*What is required*:
Output the full listing below exactly, without the pictures.
begin Task data
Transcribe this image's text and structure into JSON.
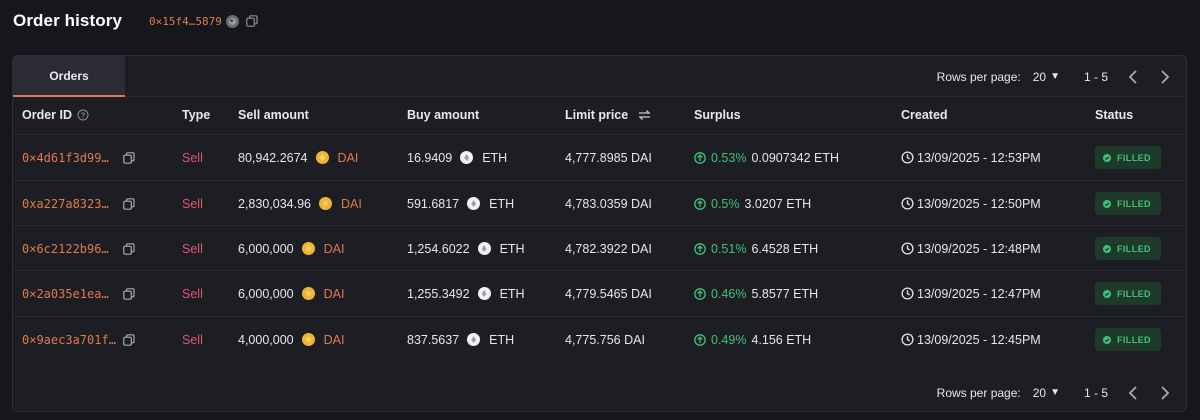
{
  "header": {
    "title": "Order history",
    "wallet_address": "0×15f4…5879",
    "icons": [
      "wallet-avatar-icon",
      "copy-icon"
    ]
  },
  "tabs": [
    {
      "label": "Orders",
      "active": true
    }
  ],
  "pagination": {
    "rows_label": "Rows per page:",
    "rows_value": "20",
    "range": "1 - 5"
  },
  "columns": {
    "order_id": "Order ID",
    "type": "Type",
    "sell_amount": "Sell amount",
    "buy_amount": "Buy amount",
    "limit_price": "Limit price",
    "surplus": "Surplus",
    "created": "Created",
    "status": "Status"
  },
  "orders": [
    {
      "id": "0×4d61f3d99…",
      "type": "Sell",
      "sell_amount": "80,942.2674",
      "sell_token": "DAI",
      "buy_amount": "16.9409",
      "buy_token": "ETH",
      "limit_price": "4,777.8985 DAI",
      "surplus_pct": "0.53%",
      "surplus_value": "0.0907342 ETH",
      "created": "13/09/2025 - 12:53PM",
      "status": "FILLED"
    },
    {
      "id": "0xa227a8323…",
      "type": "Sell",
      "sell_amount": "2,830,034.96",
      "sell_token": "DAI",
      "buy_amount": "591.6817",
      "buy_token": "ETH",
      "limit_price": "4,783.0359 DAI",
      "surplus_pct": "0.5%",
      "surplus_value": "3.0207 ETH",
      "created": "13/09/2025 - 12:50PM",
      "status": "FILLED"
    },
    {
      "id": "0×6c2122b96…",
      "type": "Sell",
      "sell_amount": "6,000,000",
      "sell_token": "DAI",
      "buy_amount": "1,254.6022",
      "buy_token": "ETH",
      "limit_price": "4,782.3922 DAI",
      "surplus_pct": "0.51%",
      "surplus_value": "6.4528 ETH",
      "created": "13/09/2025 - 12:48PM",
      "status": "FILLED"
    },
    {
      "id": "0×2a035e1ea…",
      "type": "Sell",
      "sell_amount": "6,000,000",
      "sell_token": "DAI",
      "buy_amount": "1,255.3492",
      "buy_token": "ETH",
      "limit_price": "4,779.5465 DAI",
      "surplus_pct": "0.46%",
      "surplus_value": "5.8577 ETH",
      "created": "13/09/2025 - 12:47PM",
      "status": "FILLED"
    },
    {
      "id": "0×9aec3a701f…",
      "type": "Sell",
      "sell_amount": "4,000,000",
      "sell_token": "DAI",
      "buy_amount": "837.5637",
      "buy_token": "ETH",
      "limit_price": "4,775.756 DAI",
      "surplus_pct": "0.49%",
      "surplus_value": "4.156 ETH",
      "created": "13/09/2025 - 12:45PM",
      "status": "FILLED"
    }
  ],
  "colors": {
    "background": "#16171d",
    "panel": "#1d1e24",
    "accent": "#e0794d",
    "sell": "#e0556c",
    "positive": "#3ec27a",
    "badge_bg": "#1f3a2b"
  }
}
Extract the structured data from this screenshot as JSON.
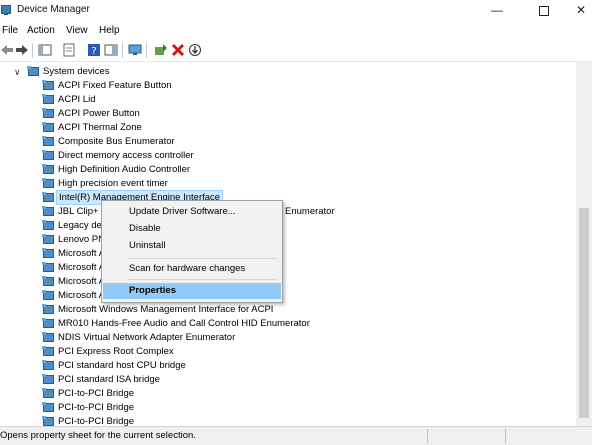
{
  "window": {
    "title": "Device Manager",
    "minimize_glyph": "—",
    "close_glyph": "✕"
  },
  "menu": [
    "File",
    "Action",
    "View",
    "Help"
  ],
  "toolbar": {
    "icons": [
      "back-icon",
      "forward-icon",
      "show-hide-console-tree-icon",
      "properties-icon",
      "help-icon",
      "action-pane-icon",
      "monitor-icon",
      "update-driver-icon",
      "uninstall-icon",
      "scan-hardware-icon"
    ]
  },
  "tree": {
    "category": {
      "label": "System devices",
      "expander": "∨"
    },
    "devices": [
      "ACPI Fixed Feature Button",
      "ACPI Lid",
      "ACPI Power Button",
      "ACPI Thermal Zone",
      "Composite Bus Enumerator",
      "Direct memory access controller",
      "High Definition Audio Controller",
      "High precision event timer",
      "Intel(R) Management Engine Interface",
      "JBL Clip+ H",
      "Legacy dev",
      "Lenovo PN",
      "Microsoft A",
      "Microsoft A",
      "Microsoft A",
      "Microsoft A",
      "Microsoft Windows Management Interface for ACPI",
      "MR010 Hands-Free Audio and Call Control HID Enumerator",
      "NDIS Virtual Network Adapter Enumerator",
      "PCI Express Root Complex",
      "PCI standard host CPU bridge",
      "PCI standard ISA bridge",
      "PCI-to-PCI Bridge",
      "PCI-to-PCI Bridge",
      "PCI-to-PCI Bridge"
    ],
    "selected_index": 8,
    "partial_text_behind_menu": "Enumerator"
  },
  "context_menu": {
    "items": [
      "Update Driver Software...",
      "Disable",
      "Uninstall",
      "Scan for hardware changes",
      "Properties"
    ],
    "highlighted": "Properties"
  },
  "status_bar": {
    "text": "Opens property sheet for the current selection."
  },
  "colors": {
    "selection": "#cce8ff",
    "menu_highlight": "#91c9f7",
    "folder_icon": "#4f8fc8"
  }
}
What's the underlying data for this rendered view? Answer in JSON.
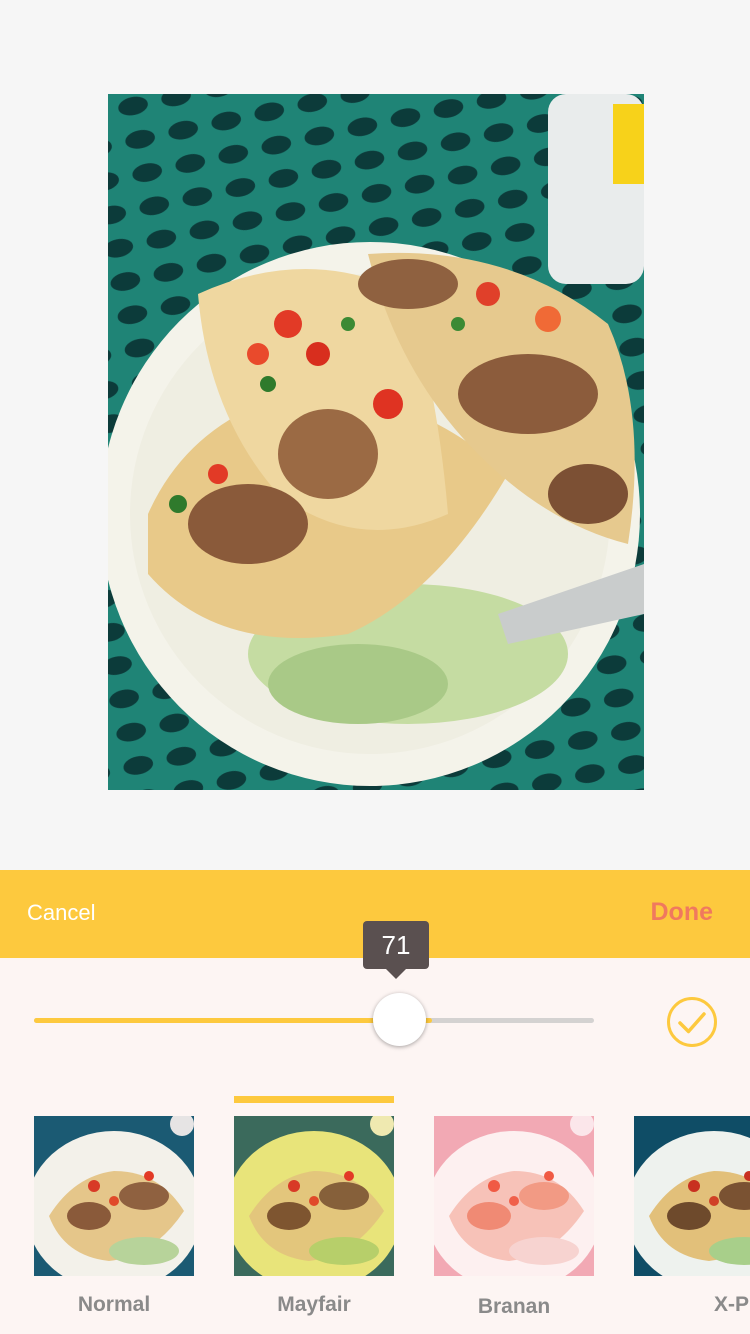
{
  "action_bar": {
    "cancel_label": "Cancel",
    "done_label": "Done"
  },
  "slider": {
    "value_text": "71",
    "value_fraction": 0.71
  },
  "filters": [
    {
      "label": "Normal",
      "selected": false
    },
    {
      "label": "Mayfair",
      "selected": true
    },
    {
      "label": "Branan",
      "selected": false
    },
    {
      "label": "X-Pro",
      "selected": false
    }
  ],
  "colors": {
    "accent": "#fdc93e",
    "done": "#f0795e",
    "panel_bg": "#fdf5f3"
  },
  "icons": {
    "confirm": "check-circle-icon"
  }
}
end Task data
*Finished answer*:
Transcribe this image's text and structure into JSON.
{
  "header": {
    "title": "Order history",
    "wallet_address": "0×15f4…5879",
    "icons": [
      "wallet-avatar-icon",
      "copy-icon"
    ]
  },
  "tabs": [
    {
      "label": "Orders",
      "active": true
    }
  ],
  "pagination": {
    "rows_label": "Rows per page:",
    "rows_value": "20",
    "range": "1 - 5"
  },
  "columns": {
    "order_id": "Order ID",
    "type": "Type",
    "sell_amount": "Sell amount",
    "buy_amount": "Buy amount",
    "limit_price": "Limit price",
    "surplus": "Surplus",
    "created": "Created",
    "status": "Status"
  },
  "orders": [
    {
      "id": "0×4d61f3d99…",
      "type": "Sell",
      "sell_amount": "80,942.2674",
      "sell_token": "DAI",
      "buy_amount": "16.9409",
      "buy_token": "ETH",
      "limit_price": "4,777.8985 DAI",
      "surplus_pct": "0.53%",
      "surplus_value": "0.0907342 ETH",
      "created": "13/09/2025 - 12:53PM",
      "status": "FILLED"
    },
    {
      "id": "0xa227a8323…",
      "type": "Sell",
      "sell_amount": "2,830,034.96",
      "sell_token": "DAI",
      "buy_amount": "591.6817",
      "buy_token": "ETH",
      "limit_price": "4,783.0359 DAI",
      "surplus_pct": "0.5%",
      "surplus_value": "3.0207 ETH",
      "created": "13/09/2025 - 12:50PM",
      "status": "FILLED"
    },
    {
      "id": "0×6c2122b96…",
      "type": "Sell",
      "sell_amount": "6,000,000",
      "sell_token": "DAI",
      "buy_amount": "1,254.6022",
      "buy_token": "ETH",
      "limit_price": "4,782.3922 DAI",
      "surplus_pct": "0.51%",
      "surplus_value": "6.4528 ETH",
      "created": "13/09/2025 - 12:48PM",
      "status": "FILLED"
    },
    {
      "id": "0×2a035e1ea…",
      "type": "Sell",
      "sell_amount": "6,000,000",
      "sell_token": "DAI",
      "buy_amount": "1,255.3492",
      "buy_token": "ETH",
      "limit_price": "4,779.5465 DAI",
      "surplus_pct": "0.46%",
      "surplus_value": "5.8577 ETH",
      "created": "13/09/2025 - 12:47PM",
      "status": "FILLED"
    },
    {
      "id": "0×9aec3a701f…",
      "type": "Sell",
      "sell_amount": "4,000,000",
      "sell_token": "DAI",
      "buy_amount": "837.5637",
      "buy_token": "ETH",
      "limit_price": "4,775.756 DAI",
      "surplus_pct": "0.49%",
      "surplus_value": "4.156 ETH",
      "created": "13/09/2025 - 12:45PM",
      "status": "FILLED"
    }
  ],
  "colors": {
    "background": "#16171d",
    "panel": "#1d1e24",
    "accent": "#e0794d",
    "sell": "#e0556c",
    "positive": "#3ec27a",
    "badge_bg": "#1f3a2b"
  }
}
Extract the structured data from this screenshot as JSON.
{
  "window": {
    "title": "Device Manager",
    "minimize_glyph": "—",
    "close_glyph": "✕"
  },
  "menu": [
    "File",
    "Action",
    "View",
    "Help"
  ],
  "toolbar": {
    "icons": [
      "back-icon",
      "forward-icon",
      "show-hide-console-tree-icon",
      "properties-icon",
      "help-icon",
      "action-pane-icon",
      "monitor-icon",
      "update-driver-icon",
      "uninstall-icon",
      "scan-hardware-icon"
    ]
  },
  "tree": {
    "category": {
      "label": "System devices",
      "expander": "∨"
    },
    "devices": [
      "ACPI Fixed Feature Button",
      "ACPI Lid",
      "ACPI Power Button",
      "ACPI Thermal Zone",
      "Composite Bus Enumerator",
      "Direct memory access controller",
      "High Definition Audio Controller",
      "High precision event timer",
      "Intel(R) Management Engine Interface",
      "JBL Clip+ H",
      "Legacy dev",
      "Lenovo PN",
      "Microsoft A",
      "Microsoft A",
      "Microsoft A",
      "Microsoft A",
      "Microsoft Windows Management Interface for ACPI",
      "MR010 Hands-Free Audio and Call Control HID Enumerator",
      "NDIS Virtual Network Adapter Enumerator",
      "PCI Express Root Complex",
      "PCI standard host CPU bridge",
      "PCI standard ISA bridge",
      "PCI-to-PCI Bridge",
      "PCI-to-PCI Bridge",
      "PCI-to-PCI Bridge"
    ],
    "selected_index": 8,
    "partial_text_behind_menu": "Enumerator"
  },
  "context_menu": {
    "items": [
      "Update Driver Software...",
      "Disable",
      "Uninstall",
      "Scan for hardware changes",
      "Properties"
    ],
    "highlighted": "Properties"
  },
  "status_bar": {
    "text": "Opens property sheet for the current selection."
  },
  "colors": {
    "selection": "#cce8ff",
    "menu_highlight": "#91c9f7",
    "folder_icon": "#4f8fc8"
  }
}
What's the underlying data for this rendered view? Answer in JSON.
{
  "action_bar": {
    "cancel_label": "Cancel",
    "done_label": "Done"
  },
  "slider": {
    "value_text": "71",
    "value_fraction": 0.71
  },
  "filters": [
    {
      "label": "Normal",
      "selected": false
    },
    {
      "label": "Mayfair",
      "selected": true
    },
    {
      "label": "Branan",
      "selected": false
    },
    {
      "label": "X-Pro",
      "selected": false
    }
  ],
  "colors": {
    "accent": "#fdc93e",
    "done": "#f0795e",
    "panel_bg": "#fdf5f3"
  },
  "icons": {
    "confirm": "check-circle-icon"
  }
}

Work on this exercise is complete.